In FL, the training data set $\mathcal{K}={\cup }_{v\in \mathcal{V}}{\mathcal{K}}_v$ (with $K=\left|\mathcal{K}\right|$) is the union of the vehicle-specific training data sets and the global objective function $F\left({\mathbf{W}}_G\left[i\right]\right)$ at communication round i is approximated by the weighted average of losses for the vehicle-specific local models:

$$F\left({\mathbf{W}}_G\left[i\right]\right)\approx \sum _{v\in {\mathcal{V}}_G\left[i\right]}{\displaystyle \frac{K_v}{K}}F\left({\mathbf{W}}_v\left[i\right]\right).$$

(4)

Given the SGD optimizer, the FedAvg method [17] determines the global model weights ${\mathbf{W}}_G\left[i\right]$ at the end of communication round i as the weighted average of the local model weights:

$${\mathbf{W}}_G\left[i\right]\leftarrow \sum _{v\in {\mathcal{V}}_G\left[i\right]}{\displaystyle \frac{K_v}{K}}{\mathbf{W}}_v\left[i\right],$$

(5)

The updated global weights are then broadcast to all the vehicles for the next communication round.

2.3. Communication Model

We assume that both base stations and vehicles are equipped with beamforming antenna arrays to form narrow and strong beams. Specifically, beam pairs are formed between the base stations and vehicles, and the same beam pair is used for both uplink and downlink transmissions [18]. Moreover, we assume that the base station and vehicle beams are directly pointing at each other and interference between different transmissions is neglected. For the base station antenna array, we assume use of a grid-of-beams mode, i.e., a base station $m\in \mathcal{M}$ can form a pre-defined set of beams ${\mathcal{B}}_m$ in the three-dimensional space. We further assume that all base stations have the same set of beams and thus each base station m has $B_M=\left|{\mathcal{B}}_m\right|$ beams. Regarding the antenna array of the vehicles, we assume a single beam that can be steered in any direction. A detailed description of the antenna array models is provided in Appendix A.1.

○ ○ ○

Task set:
1. Which assumptions does the federated learning text state with a form of the word "assume"? List each one.
2. Answer these questions from the federated learning text:
(a) Given the SGD optimizer, which method determines the global model weights at the end of a communication round?
(b) What is done with the updated global weights before the next communication round?
(c) Where is a detailed description of the antenna array models provided?
3. Can you echo the federated learning text word for word, starting at "Given the SGD" and ending at "next communication round."?
The entries come from a different source than the federated learning text.

Material shown:

○ ○ ○

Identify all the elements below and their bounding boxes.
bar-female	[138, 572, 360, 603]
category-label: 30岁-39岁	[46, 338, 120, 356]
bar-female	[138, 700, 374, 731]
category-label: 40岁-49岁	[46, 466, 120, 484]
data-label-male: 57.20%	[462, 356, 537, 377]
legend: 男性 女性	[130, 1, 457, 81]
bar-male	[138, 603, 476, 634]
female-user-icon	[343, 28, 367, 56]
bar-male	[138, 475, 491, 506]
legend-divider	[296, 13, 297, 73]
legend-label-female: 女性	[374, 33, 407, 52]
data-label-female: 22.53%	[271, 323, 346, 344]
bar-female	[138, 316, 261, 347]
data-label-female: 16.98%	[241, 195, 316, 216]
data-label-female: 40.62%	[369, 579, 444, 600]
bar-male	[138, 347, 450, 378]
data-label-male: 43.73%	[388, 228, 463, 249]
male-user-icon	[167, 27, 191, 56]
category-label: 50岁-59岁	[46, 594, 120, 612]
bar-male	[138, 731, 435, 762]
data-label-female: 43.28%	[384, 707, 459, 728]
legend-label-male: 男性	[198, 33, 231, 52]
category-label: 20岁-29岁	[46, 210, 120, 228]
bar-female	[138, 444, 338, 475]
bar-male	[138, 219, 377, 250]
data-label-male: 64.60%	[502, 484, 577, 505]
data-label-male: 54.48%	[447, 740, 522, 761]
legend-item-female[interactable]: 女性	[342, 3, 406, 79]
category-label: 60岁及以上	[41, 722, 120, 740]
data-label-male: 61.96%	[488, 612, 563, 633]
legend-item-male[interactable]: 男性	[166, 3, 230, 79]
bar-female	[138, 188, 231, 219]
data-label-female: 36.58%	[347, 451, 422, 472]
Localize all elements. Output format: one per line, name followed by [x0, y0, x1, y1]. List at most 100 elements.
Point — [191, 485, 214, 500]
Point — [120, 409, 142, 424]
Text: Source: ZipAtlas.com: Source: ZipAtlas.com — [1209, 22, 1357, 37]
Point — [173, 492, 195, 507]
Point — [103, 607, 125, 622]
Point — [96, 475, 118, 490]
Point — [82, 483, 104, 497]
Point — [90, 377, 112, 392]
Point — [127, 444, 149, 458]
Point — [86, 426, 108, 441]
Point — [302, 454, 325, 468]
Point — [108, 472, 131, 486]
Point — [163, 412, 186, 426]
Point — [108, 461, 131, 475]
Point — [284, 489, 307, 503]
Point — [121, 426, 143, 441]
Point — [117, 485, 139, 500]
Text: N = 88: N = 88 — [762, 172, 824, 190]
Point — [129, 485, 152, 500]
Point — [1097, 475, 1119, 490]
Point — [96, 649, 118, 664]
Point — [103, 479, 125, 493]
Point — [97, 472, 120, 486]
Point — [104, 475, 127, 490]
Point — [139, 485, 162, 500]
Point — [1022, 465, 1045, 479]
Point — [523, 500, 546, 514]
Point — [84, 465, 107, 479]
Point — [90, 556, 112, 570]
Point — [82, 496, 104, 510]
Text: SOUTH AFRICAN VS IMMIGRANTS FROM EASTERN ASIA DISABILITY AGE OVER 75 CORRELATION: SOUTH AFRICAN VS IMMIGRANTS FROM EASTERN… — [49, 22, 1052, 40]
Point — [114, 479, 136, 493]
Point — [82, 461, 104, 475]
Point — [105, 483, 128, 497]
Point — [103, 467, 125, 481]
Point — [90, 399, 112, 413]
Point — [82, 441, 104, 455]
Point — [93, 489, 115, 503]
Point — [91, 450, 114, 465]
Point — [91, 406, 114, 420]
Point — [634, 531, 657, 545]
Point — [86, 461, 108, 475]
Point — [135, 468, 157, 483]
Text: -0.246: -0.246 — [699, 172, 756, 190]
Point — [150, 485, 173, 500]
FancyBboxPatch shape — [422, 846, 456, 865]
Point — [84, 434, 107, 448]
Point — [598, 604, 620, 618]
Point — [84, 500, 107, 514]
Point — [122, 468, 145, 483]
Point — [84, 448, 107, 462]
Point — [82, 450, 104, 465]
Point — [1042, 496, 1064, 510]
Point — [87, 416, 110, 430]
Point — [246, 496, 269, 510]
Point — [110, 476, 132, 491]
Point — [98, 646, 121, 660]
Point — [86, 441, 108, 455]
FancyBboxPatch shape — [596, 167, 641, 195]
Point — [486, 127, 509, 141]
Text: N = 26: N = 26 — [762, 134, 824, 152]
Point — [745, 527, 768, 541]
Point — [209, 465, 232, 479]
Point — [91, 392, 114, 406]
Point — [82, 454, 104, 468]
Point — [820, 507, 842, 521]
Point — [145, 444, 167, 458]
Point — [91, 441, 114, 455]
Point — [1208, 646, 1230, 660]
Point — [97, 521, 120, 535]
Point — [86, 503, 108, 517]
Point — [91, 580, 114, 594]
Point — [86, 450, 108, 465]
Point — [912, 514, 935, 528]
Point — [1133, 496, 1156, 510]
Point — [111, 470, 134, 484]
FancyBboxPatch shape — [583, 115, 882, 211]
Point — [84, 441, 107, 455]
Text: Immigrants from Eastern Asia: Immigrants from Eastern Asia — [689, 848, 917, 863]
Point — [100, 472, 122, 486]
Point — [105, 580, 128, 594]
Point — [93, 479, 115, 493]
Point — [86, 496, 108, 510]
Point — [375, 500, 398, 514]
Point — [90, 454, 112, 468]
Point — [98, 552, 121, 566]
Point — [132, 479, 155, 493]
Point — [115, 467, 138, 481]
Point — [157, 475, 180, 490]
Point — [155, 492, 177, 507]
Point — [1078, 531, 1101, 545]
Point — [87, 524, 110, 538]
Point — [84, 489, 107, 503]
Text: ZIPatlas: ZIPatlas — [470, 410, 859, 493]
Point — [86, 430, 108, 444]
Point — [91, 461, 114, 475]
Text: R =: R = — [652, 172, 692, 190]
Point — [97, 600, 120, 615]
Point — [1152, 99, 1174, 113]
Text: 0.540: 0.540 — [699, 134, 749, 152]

○ ○ ○

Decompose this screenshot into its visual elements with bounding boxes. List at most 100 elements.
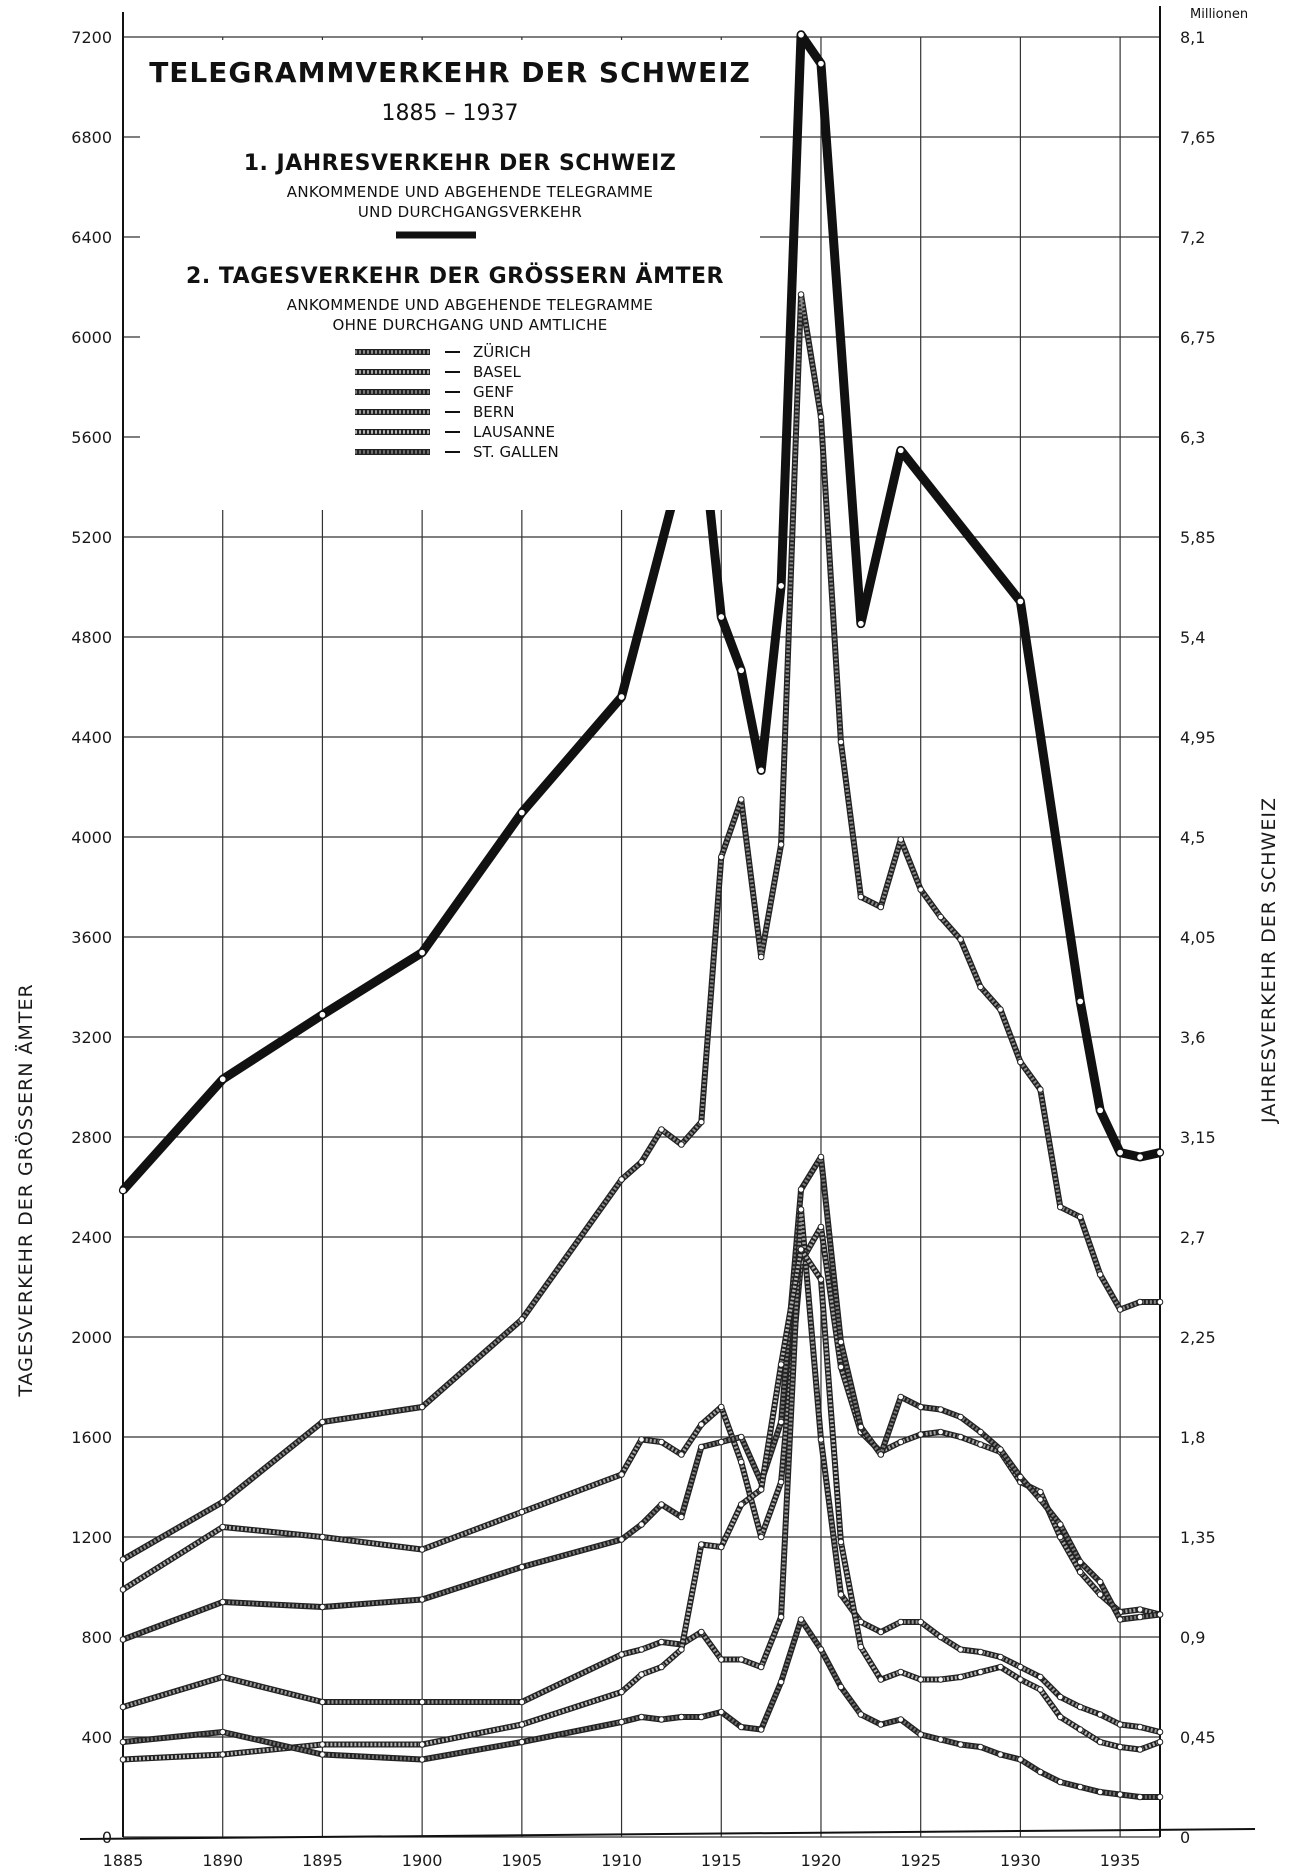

○ ○ ○

Answers to the exercise:
1.
- Both base stations and vehicles are equipped with beamforming antenna arrays to form narrow and strong beams.
- The base station and vehicle beams are directly pointing at each other, and interference between different transmissions is neglected.
- The base station antenna array uses a grid-of-beams mode, so a base station can form a pre-defined set of beams in three-dimensional space.
- All base stations have the same set of beams.
- The vehicles have a single beam that can be steered in any direction.

2.
(a) The FedAvg method.
(b) They are broadcast to all the vehicles.
(c) In Appendix A.1.

3.
Given the SGD optimizer, the FedAvg method [17] determines the global model weights ${\mathbf{W}}_G\left[i\right]$ at the end of communication round i as the weighted average of the local model weights:

$${\mathbf{W}}_G\left[i\right]\leftarrow \sum _{v\in {\mathcal{V}}_G\left[i\right]}{\displaystyle \frac{K_v}{K}}{\mathbf{W}}_v\left[i\right],$$

(5)

The updated global weights are then broadcast to all the vehicles for the next communication round.